What is needed:
Filter the entries and keep only the lines where the string "الهيثمى" appears.

Items:

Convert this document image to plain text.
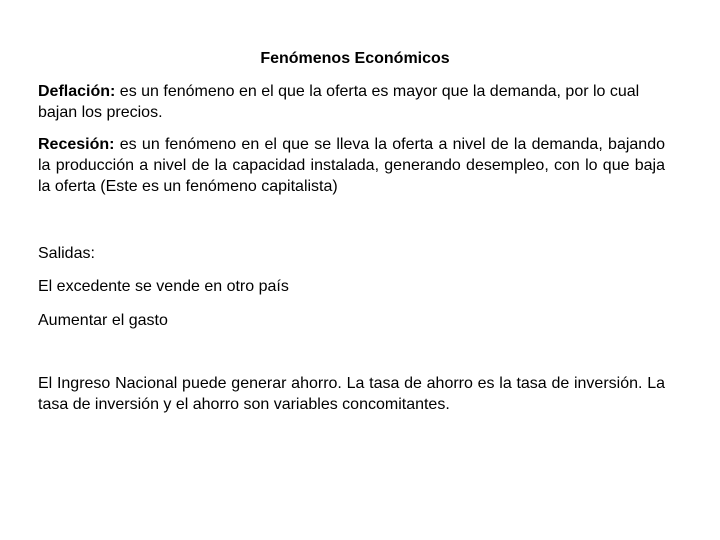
Fenómenos Económicos

Deflación: es un fenómeno en el que la oferta es mayor que la demanda, por lo cual bajan los precios.

Recesión: es un fenómeno en el que se lleva la oferta a nivel de la demanda, bajando la producción a nivel de la capacidad instalada, generando desempleo, con lo que baja la oferta (Este es un fenómeno capitalista)

Salidas:

El excedente se vende en otro país

Aumentar el gasto

El Ingreso Nacional puede generar ahorro. La tasa de ahorro es la tasa de inversión. La tasa de inversión y el ahorro son variables concomitantes.
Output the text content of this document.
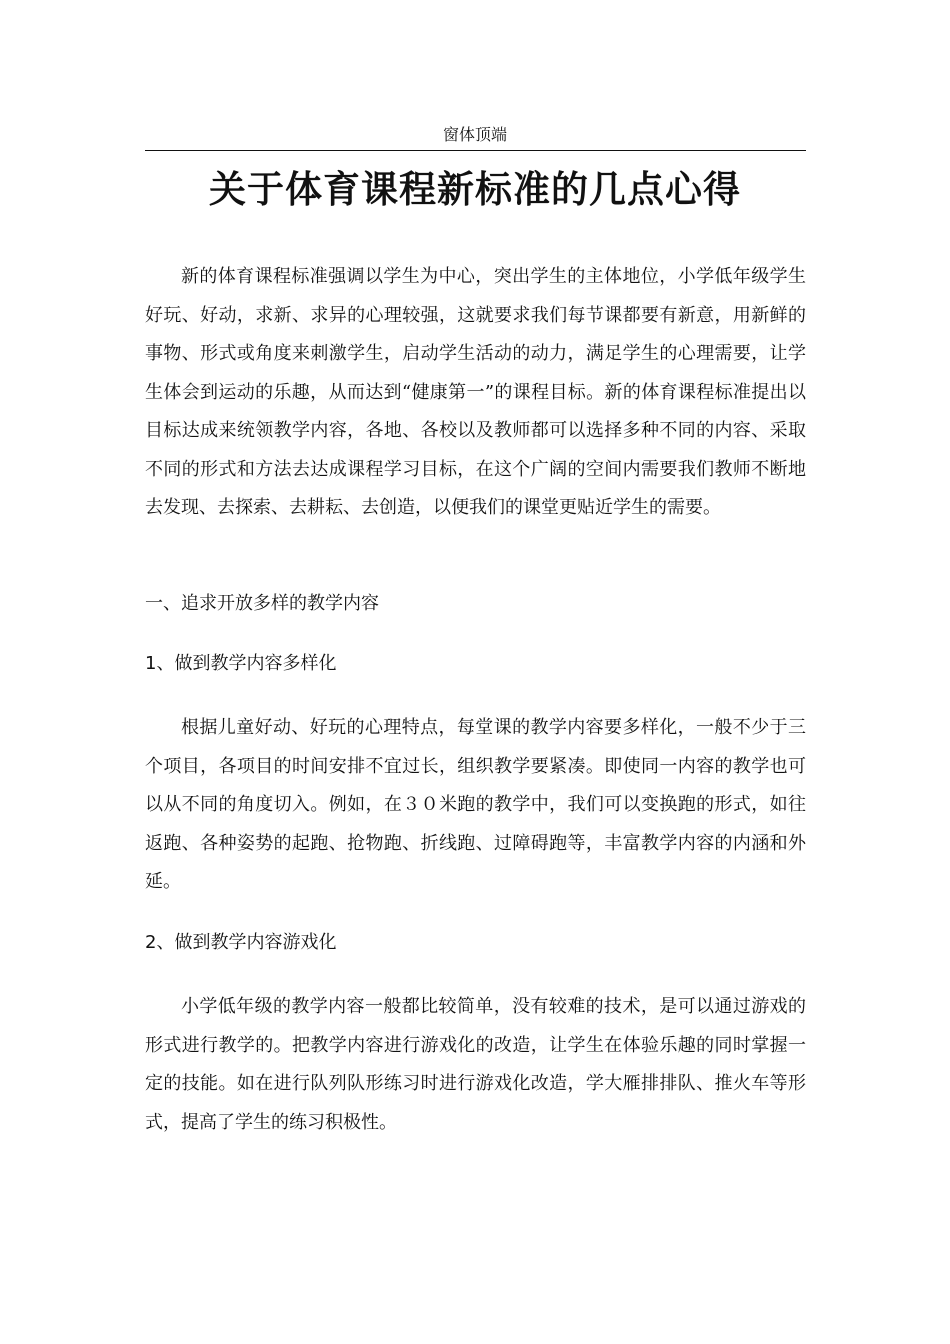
窗体顶端
关于体育课程新标准的几点心得

新的体育课程标准强调以学生为中心，突出学生的主体地位，小学低年级学生好玩、好动，求新、求异的心理较强，这就要求我们每节课都要有新意，用新鲜的事物、形式或角度来刺激学生，启动学生活动的动力，满足学生的心理需要，让学生体会到运动的乐趣，从而达到“健康第一”的课程目标。新的体育课程标准提出以目标达成来统领教学内容，各地、各校以及教师都可以选择多种不同的内容、采取不同的形式和方法去达成课程学习目标，在这个广阔的空间内需要我们教师不断地去发现、去探索、去耕耘、去创造，以便我们的课堂更贴近学生的需要。

一、追求开放多样的教学内容
1、做到教学内容多样化

根据儿童好动、好玩的心理特点，每堂课的教学内容要多样化，一般不少于三个项目，各项目的时间安排不宜过长，组织教学要紧凑。即使同一内容的教学也可以从不同的角度切入。例如，在３０米跑的教学中，我们可以变换跑的形式，如往返跑、各种姿势的起跑、抢物跑、折线跑、过障碍跑等，丰富教学内容的内涵和外延。

2、做到教学内容游戏化

小学低年级的教学内容一般都比较简单，没有较难的技术，是可以通过游戏的形式进行教学的。把教学内容进行游戏化的改造，让学生在体验乐趣的同时掌握一定的技能。如在进行队列队形练习时进行游戏化改造，学大雁排排队、推火车等形式，提高了学生的练习积极性。
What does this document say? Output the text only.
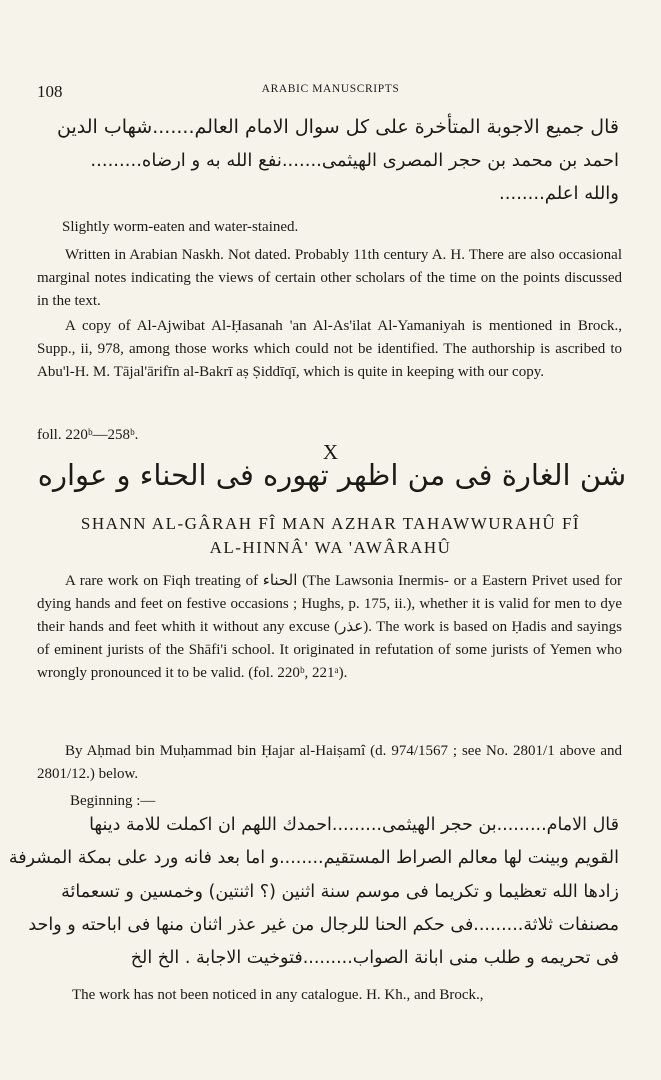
108	ARABIC MANUSCRIPTS
قال جميع الاجوبة المتأخرة على كل سوال الامام العالم.......شهاب الدين
احمد بن محمد بن حجر المصرى الهيثمى.......نفع الله به و ارضاه.........
والله اعلم........
Slightly worm-eaten and water-stained.
Written in Arabian Naskh. Not dated. Probably 11th century A. H. There are also occasional marginal notes indicating the views of certain other scholars of the time on the points discussed in the text.
A copy of Al-Ajwibat Al-Ḥasanah 'an Al-As'ilat Al-Yamaniyah is mentioned in Brock., Supp., ii, 978, among those works which could not be identified. The authorship is ascribed to Abu'l-H. M. Tājal'ārifīn al-Bakrī aṣ Ṣiddīqī, which is quite in keeping with our copy.
foll. 220ᵇ—258ᵇ.
X
شن الغارة فى من اظهر تهوره فى الحناء و عواره
SHANN AL-GÂRAH FÎ MAN AZHAR TAHAWWURAHÛ FÎ
AL-HINNÂ' WA 'AWÂRAHÛ
A rare work on Fiqh treating of الحناء (The Lawsonia Inermis- or a Eastern Privet used for dying hands and feet on festive occasions ; Hughs, p. 175, ii.), whether it is valid for men to dye their hands and feet whith it without any excuse (عذر). The work is based on Ḥadis and sayings of eminent jurists of the Shāfi'i school. It originated in refutation of some jurists of Yemen who wrongly pronounced it to be valid. (fol. 220ᵇ, 221ᵃ).
By Aḥmad bin Muḥammad bin Ḥajar al-Haiṣamî (d. 974/1567 ; see No. 2801/1 above and 2801/12.) below.
Beginning :—
قال الامام.........بن حجر الهيثمى.........احمدك اللهم ان اكملت للامة دينها
القويم وبينت لها معالم الصراط المستقيم........و اما بعد فانه ورد على بمكة المشرفة
زادها الله تعظيما و تكريما فى موسم سنة اثنين (؟ اثنتين) وخمسين و تسعمائة
مصنفات ثلاثة.........فى حكم الحنا للرجال من غير عذر اثنان منها فى اباحته و واحد
فى تحريمه و طلب منى ابانة الصواب.........فتوخيت الاجابة . الخ الخ
The work has not been noticed in any catalogue. H. Kh., and Brock.,
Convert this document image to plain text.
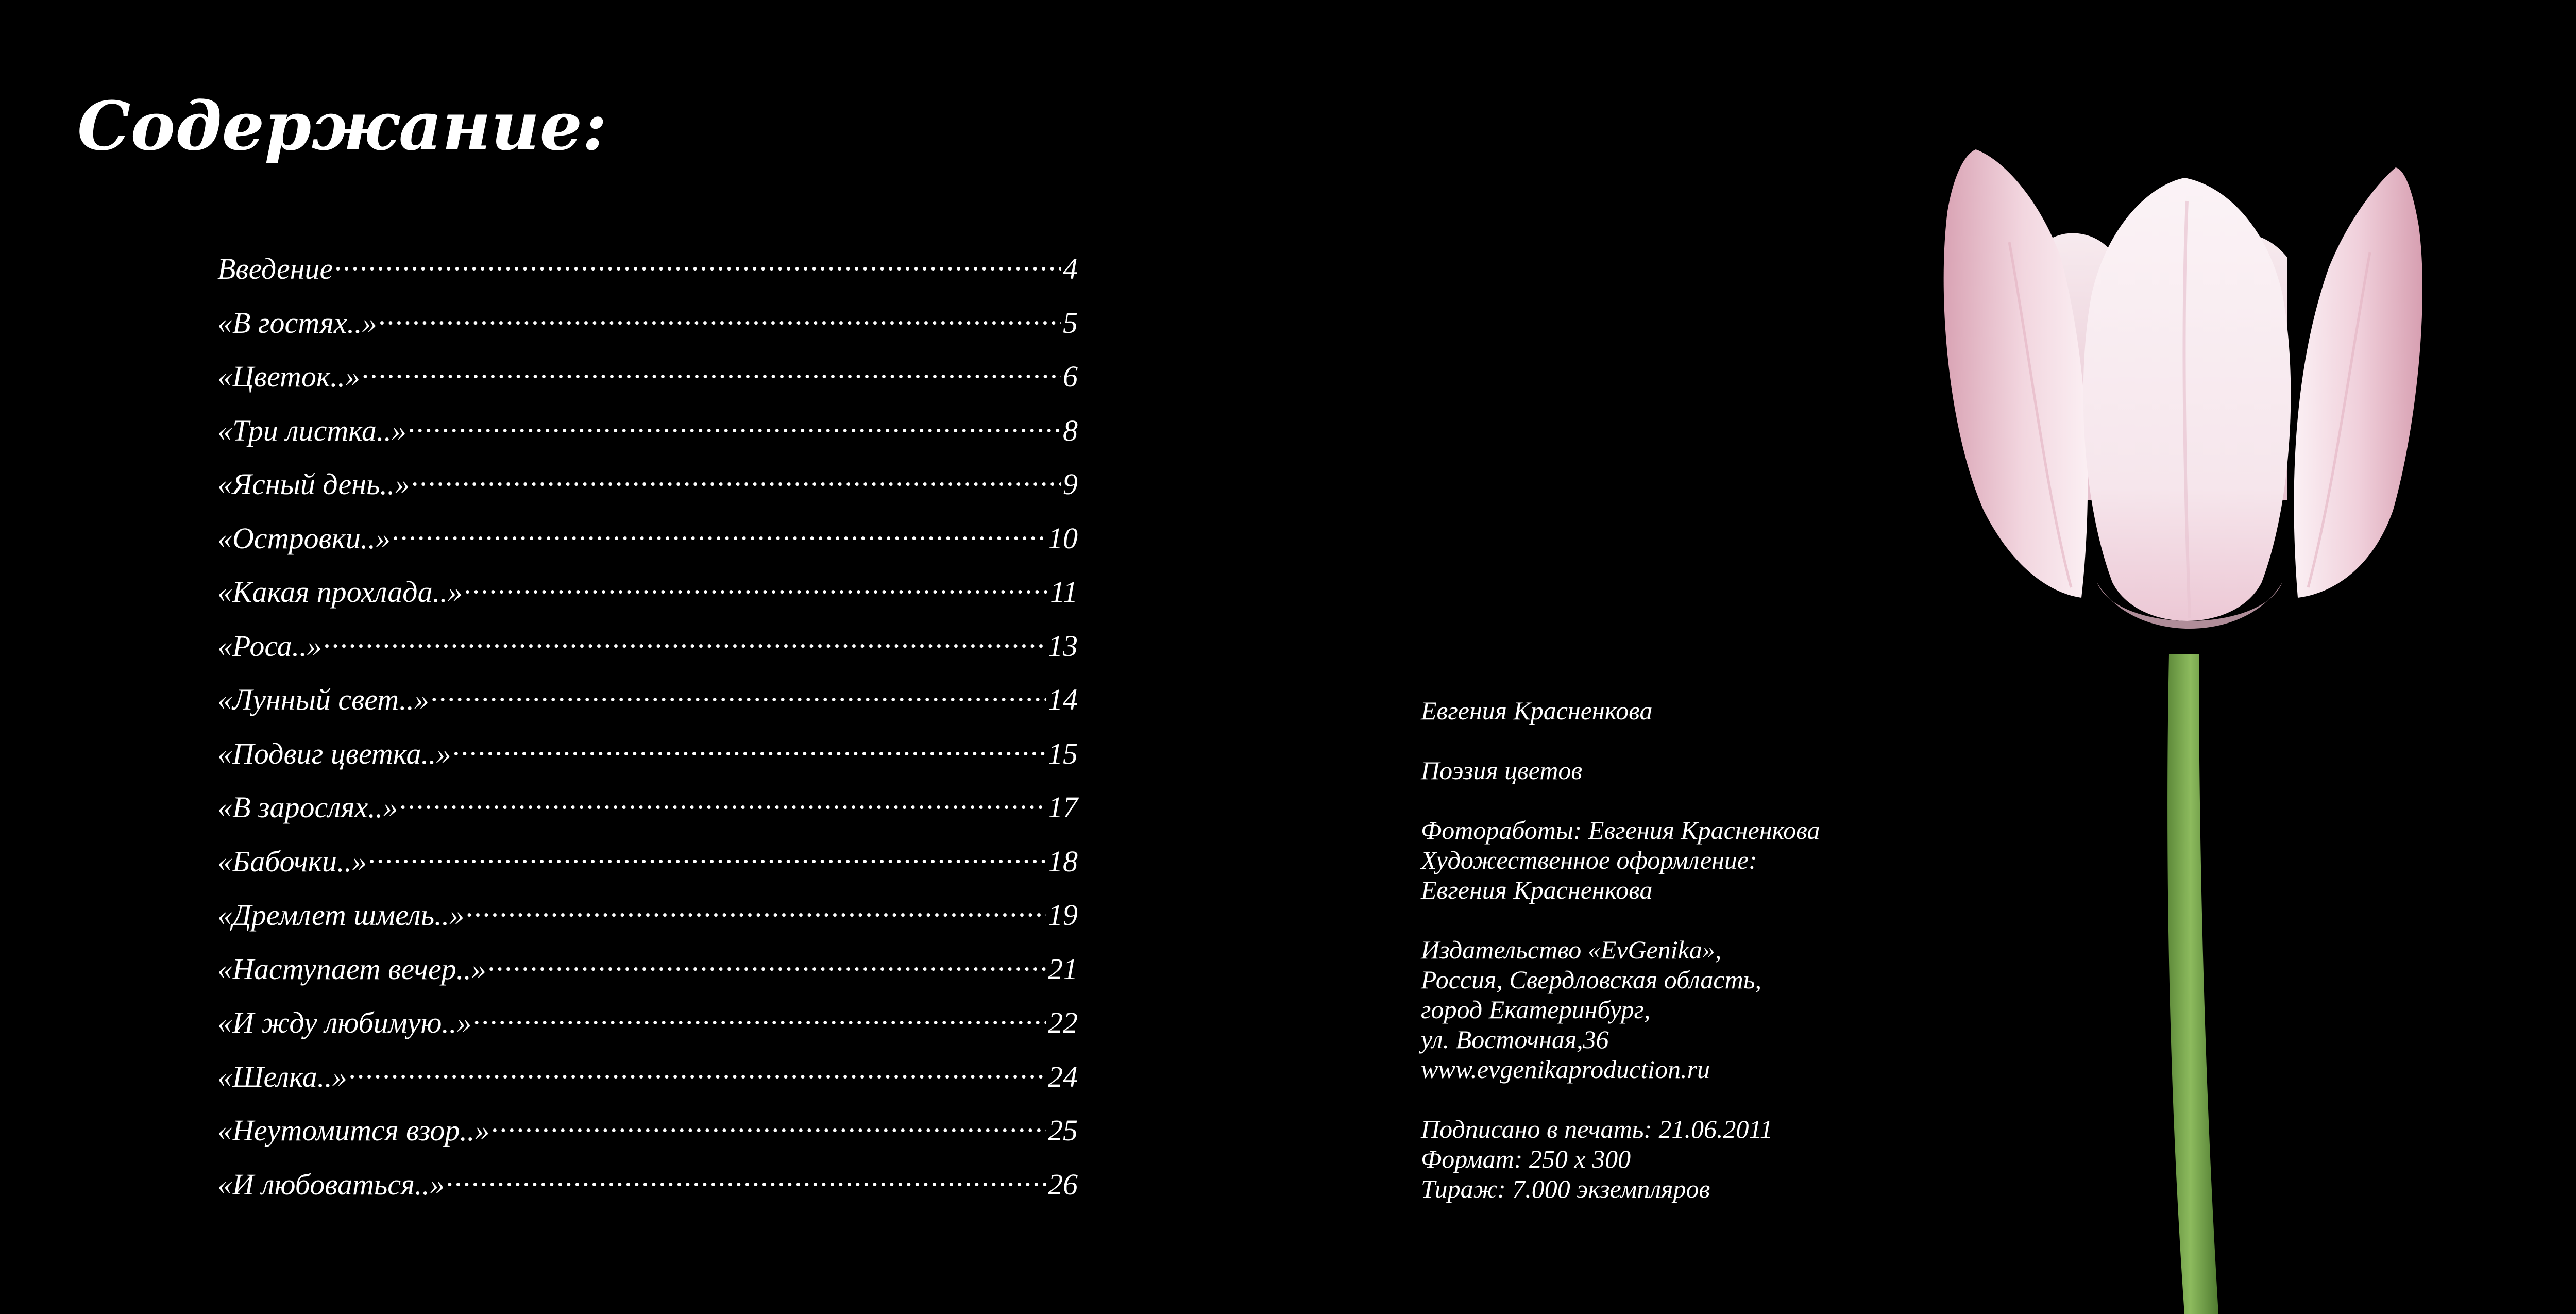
Содержание:
Введение .....	4
«В гостях..» .....	5
«Цветок..» .....	6
«Три листка..» .....	8
«Ясный день..» .....	9
«Островки..» .....	10
«Какая прохлада..» .....	11
«Роса..» .....	13
«Лунный свет..» .....	14
«Подвиг цветка..» .....	15
«В зарослях..» .....	17
«Бабочки..» .....	18
«Дремлет шмель..» .....	19
«Наступает вечер..» .....	21
«И жду любимую..» .....	22
«Шелка..» .....	24
«Неутомится взор..» .....	25
«И любоваться..» .....	26
Евгения Красненкова
Поэзия цветов
Фотоработы: Евгения Красненкова
Художественное оформление:
Евгения Красненкова
Издательство «EvGenika»,
Россия, Свердловская область,
город Екатеринбург,
ул. Восточная,36
www.evgenikaproduction.ru
Подписано в печать: 21.06.2011
Формат: 250 x 300
Тираж: 7.000 экземпляров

Exercise response:
احمد بن محمد بن حجر المصرى الهيثمى.......نفع الله به و ارضاه.........
قال الامام.........بن حجر الهيثمى.........احمدك اللهم ان اكملت للامة دينها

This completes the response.